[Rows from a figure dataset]
§

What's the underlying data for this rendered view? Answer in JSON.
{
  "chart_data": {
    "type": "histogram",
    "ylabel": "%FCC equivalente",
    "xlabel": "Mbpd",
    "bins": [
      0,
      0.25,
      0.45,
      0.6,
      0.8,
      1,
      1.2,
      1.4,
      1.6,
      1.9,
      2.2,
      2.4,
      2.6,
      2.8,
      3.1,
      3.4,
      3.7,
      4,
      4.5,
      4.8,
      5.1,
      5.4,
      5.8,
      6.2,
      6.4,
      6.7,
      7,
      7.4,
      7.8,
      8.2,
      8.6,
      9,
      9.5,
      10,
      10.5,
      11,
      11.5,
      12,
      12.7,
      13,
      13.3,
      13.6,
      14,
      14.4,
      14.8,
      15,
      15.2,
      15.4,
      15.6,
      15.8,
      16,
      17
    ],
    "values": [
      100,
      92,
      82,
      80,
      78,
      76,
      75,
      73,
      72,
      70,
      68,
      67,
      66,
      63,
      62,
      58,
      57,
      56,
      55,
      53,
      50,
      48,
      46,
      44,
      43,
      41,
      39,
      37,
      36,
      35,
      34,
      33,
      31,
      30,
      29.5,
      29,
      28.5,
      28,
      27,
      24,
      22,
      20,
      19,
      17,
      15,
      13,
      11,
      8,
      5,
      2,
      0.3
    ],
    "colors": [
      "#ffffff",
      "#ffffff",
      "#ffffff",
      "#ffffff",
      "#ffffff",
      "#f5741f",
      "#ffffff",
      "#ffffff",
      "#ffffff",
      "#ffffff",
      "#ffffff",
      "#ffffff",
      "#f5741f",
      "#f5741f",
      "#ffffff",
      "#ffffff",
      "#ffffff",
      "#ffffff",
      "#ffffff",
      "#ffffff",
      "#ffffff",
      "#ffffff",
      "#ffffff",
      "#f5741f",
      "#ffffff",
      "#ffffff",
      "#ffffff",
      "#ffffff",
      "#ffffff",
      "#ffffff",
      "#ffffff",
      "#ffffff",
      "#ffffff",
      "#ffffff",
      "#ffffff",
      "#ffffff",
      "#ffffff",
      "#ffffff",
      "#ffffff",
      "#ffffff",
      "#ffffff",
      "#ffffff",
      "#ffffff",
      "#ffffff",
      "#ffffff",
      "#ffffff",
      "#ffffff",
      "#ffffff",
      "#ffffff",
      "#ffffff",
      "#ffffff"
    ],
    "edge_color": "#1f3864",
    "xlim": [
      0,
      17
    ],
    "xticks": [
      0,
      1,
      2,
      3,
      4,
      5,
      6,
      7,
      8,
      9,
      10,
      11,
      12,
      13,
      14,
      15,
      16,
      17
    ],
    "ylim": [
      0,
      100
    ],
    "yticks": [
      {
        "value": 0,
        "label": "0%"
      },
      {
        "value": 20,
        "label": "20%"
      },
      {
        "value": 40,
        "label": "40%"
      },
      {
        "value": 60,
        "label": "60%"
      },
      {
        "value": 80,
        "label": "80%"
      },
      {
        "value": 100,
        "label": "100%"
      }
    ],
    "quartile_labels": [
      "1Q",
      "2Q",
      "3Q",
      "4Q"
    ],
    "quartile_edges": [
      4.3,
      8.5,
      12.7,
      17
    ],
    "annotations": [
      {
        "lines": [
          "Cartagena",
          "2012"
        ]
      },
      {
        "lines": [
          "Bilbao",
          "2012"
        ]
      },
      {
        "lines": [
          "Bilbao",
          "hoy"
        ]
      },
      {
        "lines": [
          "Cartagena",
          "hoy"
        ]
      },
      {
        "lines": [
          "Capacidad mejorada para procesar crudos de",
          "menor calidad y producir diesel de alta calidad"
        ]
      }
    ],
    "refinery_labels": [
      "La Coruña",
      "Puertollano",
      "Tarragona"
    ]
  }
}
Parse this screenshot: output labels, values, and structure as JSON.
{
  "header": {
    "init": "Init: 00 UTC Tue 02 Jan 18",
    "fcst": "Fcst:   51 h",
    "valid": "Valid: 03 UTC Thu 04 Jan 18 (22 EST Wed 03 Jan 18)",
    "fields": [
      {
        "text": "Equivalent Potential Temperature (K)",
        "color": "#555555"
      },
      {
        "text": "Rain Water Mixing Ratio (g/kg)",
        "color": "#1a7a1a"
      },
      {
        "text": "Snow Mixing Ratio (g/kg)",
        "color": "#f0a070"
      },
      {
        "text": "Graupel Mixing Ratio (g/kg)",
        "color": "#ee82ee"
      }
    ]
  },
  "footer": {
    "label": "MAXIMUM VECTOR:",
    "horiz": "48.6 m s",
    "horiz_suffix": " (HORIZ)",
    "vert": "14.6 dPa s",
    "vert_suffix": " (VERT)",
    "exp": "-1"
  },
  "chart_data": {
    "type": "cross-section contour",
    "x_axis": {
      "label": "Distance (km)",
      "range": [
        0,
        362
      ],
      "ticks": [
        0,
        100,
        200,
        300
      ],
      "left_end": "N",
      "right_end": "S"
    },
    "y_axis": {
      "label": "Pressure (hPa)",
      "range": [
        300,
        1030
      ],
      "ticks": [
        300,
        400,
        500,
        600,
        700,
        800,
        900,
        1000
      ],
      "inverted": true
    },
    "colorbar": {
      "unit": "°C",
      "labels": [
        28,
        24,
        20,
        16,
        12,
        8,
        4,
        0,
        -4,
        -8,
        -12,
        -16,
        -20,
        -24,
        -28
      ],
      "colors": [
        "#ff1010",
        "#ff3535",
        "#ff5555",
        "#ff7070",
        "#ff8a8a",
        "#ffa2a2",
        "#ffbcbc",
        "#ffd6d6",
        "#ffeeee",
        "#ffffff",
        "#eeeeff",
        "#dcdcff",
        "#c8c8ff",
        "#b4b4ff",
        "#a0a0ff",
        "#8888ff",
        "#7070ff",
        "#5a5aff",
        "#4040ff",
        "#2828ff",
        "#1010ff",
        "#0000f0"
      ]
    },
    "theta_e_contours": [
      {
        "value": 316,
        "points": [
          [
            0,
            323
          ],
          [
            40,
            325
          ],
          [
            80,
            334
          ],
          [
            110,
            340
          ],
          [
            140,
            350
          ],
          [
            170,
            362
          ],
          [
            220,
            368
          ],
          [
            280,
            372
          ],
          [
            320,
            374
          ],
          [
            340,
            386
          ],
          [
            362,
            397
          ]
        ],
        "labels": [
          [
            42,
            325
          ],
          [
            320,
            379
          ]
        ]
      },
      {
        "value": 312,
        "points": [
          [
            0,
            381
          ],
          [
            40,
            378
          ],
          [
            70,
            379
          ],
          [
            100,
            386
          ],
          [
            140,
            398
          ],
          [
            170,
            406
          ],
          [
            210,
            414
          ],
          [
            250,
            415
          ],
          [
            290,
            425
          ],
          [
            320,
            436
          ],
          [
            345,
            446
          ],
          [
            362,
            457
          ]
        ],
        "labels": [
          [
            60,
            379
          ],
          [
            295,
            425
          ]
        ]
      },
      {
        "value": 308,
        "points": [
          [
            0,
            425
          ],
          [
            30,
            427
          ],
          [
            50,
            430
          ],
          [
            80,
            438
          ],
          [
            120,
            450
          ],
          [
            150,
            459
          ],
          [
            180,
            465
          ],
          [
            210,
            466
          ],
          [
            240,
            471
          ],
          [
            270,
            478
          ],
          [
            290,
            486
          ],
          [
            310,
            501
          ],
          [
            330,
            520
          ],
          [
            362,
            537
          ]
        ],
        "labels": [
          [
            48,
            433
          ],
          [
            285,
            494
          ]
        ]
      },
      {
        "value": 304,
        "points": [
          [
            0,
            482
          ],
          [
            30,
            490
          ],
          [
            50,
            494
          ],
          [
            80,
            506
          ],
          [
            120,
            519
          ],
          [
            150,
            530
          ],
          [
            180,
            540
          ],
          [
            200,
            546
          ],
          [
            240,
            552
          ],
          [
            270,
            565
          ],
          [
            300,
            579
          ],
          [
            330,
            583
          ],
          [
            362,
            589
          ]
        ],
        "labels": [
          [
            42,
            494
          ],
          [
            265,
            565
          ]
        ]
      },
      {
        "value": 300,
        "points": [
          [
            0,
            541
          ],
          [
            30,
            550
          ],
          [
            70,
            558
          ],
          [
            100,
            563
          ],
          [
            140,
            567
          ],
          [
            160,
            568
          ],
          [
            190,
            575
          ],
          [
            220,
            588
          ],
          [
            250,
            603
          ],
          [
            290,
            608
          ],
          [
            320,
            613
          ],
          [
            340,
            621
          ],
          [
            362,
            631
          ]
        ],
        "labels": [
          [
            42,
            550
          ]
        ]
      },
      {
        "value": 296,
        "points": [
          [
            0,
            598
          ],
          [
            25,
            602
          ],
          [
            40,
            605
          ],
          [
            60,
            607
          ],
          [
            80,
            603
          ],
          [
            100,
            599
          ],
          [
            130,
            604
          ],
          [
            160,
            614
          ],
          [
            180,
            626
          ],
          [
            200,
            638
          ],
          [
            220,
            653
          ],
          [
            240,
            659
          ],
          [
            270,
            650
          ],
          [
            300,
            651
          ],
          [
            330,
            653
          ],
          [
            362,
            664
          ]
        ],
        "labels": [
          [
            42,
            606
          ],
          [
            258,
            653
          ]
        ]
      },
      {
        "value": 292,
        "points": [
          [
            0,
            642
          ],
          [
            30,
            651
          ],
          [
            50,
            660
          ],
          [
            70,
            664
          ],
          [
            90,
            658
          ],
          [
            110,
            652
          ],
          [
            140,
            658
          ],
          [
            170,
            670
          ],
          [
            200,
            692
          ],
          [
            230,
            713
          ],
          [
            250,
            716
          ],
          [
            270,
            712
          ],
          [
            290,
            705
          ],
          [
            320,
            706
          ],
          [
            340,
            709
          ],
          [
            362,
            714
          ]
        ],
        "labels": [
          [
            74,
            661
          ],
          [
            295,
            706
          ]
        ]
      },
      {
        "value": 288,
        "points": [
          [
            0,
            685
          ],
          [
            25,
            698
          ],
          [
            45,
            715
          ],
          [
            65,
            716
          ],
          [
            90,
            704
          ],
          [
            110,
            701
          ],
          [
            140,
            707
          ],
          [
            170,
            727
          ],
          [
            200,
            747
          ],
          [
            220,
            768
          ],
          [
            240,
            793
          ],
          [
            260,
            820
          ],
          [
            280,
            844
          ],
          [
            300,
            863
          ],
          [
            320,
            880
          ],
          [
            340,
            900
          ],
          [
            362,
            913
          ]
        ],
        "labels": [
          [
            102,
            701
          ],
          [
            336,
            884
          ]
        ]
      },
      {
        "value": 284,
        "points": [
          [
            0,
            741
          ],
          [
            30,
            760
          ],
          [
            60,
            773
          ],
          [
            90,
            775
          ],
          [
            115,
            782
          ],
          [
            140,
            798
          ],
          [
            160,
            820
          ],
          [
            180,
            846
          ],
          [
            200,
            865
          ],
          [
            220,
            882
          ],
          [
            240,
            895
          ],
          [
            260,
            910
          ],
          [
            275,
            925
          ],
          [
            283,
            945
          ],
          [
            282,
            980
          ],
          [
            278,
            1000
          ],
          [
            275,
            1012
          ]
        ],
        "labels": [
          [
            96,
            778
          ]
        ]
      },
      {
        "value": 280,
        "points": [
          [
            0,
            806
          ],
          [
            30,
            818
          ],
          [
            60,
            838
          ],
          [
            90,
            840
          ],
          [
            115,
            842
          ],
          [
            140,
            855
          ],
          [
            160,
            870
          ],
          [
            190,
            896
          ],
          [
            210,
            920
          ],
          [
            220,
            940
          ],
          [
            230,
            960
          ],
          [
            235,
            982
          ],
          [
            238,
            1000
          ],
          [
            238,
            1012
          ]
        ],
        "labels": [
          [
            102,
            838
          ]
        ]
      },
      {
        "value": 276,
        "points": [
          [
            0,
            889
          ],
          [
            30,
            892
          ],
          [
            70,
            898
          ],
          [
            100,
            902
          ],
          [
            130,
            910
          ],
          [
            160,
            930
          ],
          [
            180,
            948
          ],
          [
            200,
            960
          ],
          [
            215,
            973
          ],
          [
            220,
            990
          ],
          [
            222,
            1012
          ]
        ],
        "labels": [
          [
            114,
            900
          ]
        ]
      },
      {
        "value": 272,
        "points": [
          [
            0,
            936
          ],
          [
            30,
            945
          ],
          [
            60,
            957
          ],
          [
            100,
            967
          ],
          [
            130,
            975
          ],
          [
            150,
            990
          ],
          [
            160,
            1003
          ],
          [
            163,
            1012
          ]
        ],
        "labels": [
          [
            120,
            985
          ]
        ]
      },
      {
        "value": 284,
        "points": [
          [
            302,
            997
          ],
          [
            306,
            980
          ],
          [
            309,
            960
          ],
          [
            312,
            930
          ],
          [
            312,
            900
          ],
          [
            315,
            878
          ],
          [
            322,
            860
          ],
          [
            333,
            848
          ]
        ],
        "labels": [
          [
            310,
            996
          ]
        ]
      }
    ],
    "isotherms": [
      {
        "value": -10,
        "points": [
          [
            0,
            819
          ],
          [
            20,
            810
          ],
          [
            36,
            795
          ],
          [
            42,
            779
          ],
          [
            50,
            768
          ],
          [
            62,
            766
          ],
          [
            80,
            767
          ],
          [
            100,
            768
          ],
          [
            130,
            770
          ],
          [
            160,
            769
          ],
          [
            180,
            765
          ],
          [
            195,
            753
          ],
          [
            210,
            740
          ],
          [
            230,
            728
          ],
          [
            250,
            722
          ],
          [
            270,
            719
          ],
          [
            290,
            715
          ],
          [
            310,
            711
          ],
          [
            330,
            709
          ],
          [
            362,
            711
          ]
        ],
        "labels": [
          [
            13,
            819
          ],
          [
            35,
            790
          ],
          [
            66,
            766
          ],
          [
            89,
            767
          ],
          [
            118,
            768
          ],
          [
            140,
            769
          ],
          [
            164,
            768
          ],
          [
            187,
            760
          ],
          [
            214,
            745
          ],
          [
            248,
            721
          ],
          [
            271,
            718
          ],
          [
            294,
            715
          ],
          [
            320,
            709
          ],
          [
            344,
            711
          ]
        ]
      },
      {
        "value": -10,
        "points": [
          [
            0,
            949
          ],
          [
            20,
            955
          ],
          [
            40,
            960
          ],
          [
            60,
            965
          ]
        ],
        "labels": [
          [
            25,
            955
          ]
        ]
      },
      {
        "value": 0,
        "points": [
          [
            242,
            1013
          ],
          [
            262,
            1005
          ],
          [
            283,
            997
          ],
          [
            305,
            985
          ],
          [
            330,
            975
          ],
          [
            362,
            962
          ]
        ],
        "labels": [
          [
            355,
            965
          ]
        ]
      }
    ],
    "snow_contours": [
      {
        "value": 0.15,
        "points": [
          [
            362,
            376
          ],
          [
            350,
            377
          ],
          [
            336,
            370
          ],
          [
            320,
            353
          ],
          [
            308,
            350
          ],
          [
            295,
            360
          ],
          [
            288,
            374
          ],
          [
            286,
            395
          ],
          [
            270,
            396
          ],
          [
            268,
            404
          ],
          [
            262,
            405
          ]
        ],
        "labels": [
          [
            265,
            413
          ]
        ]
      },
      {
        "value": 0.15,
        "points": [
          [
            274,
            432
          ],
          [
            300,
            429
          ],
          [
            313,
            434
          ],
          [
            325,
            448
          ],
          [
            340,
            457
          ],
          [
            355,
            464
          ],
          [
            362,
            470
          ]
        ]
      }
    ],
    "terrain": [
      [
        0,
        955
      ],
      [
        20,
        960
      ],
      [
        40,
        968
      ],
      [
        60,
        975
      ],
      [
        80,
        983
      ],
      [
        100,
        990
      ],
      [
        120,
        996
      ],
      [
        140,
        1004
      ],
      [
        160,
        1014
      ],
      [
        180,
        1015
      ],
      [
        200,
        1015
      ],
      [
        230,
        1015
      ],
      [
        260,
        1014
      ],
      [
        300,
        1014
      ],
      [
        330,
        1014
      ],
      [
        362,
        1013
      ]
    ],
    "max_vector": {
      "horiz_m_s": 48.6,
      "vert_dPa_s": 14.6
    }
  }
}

§

Copy out every line from the records that has the word "this".

▸ **Full solution**
What's the underlying data for this rendered view? Answer in JSON.
Parse this screenshot: output labels, values, and structure as JSON.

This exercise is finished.